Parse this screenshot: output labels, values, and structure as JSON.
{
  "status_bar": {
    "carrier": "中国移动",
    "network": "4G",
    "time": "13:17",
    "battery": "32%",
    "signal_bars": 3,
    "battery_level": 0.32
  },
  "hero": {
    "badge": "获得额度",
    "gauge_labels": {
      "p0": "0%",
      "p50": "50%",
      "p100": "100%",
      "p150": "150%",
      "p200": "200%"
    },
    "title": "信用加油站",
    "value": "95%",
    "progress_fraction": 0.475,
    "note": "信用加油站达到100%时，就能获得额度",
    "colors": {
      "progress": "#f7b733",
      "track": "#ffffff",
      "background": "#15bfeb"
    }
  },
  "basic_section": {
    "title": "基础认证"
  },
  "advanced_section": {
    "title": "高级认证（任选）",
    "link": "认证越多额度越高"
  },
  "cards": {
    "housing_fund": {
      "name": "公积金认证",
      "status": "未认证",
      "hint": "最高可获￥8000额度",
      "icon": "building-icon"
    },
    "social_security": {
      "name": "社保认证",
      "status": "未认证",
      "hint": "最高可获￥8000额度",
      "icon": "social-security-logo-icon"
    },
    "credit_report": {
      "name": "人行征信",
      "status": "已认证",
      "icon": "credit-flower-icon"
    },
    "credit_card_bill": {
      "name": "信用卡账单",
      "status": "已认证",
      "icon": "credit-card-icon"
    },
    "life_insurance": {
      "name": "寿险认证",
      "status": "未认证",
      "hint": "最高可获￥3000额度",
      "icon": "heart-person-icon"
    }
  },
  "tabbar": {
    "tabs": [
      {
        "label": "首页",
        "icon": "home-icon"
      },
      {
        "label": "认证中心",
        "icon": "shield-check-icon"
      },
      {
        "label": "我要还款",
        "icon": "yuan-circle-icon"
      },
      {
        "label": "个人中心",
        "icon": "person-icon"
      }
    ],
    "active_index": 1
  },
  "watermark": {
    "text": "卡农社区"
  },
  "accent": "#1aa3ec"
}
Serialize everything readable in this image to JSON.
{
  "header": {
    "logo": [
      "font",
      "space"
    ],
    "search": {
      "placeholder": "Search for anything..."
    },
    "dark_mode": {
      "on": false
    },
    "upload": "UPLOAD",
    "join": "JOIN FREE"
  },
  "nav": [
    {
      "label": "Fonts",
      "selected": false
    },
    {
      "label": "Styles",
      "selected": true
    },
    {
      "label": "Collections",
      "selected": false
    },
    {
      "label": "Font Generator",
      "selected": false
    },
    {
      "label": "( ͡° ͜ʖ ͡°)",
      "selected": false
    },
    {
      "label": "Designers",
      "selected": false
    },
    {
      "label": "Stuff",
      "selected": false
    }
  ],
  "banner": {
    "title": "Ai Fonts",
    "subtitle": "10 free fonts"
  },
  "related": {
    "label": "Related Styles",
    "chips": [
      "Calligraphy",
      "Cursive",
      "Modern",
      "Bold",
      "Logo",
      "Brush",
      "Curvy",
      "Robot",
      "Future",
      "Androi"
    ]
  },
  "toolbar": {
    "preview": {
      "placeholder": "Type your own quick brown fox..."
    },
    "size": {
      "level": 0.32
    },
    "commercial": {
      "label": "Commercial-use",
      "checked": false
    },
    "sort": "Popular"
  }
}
=-=-=
Write out every record shown above, word for word.

Parse this screenshot: output labels, values, and structure as JSON.
{
  "status_bar": {
    "carrier": "中国移动",
    "network": "4G",
    "time": "13:17",
    "battery": "32%",
    "signal_bars": 3,
    "battery_level": 0.32
  },
  "hero": {
    "badge": "获得额度",
    "gauge_labels": {
      "p0": "0%",
      "p50": "50%",
      "p100": "100%",
      "p150": "150%",
      "p200": "200%"
    },
    "title": "信用加油站",
    "value": "95%",
    "progress_fraction": 0.475,
    "note": "信用加油站达到100%时，就能获得额度",
    "colors": {
      "progress": "#f7b733",
      "track": "#ffffff",
      "background": "#15bfeb"
    }
  },
  "basic_section": {
    "title": "基础认证"
  },
  "advanced_section": {
    "title": "高级认证（任选）",
    "link": "认证越多额度越高"
  },
  "cards": {
    "housing_fund": {
      "name": "公积金认证",
      "status": "未认证",
      "hint": "最高可获￥8000额度",
      "icon": "building-icon"
    },
    "social_security": {
      "name": "社保认证",
      "status": "未认证",
      "hint": "最高可获￥8000额度",
      "icon": "social-security-logo-icon"
    },
    "credit_report": {
      "name": "人行征信",
      "status": "已认证",
      "icon": "credit-flower-icon"
    },
    "credit_card_bill": {
      "name": "信用卡账单",
      "status": "已认证",
      "icon": "credit-card-icon"
    },
    "life_insurance": {
      "name": "寿险认证",
      "status": "未认证",
      "hint": "最高可获￥3000额度",
      "icon": "heart-person-icon"
    }
  },
  "tabbar": {
    "tabs": [
      {
        "label": "首页",
        "icon": "home-icon"
      },
      {
        "label": "认证中心",
        "icon": "shield-check-icon"
      },
      {
        "label": "我要还款",
        "icon": "yuan-circle-icon"
      },
      {
        "label": "个人中心",
        "icon": "person-icon"
      }
    ],
    "active_index": 1
  },
  "watermark": {
    "text": "卡农社区"
  },
  "accent": "#1aa3ec"
}
Serialize everything readable in this image to JSON.
{
  "header": {
    "logo": [
      "font",
      "space"
    ],
    "search": {
      "placeholder": "Search for anything..."
    },
    "dark_mode": {
      "on": false
    },
    "upload": "UPLOAD",
    "join": "JOIN FREE"
  },
  "nav": [
    {
      "label": "Fonts",
      "selected": false
    },
    {
      "label": "Styles",
      "selected": true
    },
    {
      "label": "Collections",
      "selected": false
    },
    {
      "label": "Font Generator",
      "selected": false
    },
    {
      "label": "( ͡° ͜ʖ ͡°)",
      "selected": false
    },
    {
      "label": "Designers",
      "selected": false
    },
    {
      "label": "Stuff",
      "selected": false
    }
  ],
  "banner": {
    "title": "Ai Fonts",
    "subtitle": "10 free fonts"
  },
  "related": {
    "label": "Related Styles",
    "chips": [
      "Calligraphy",
      "Cursive",
      "Modern",
      "Bold",
      "Logo",
      "Brush",
      "Curvy",
      "Robot",
      "Future",
      "Androi"
    ]
  },
  "toolbar": {
    "preview": {
      "placeholder": "Type your own quick brown fox..."
    },
    "size": {
      "level": 0.32
    },
    "commercial": {
      "label": "Commercial-use",
      "checked": false
    },
    "sort": "Popular"
  }
}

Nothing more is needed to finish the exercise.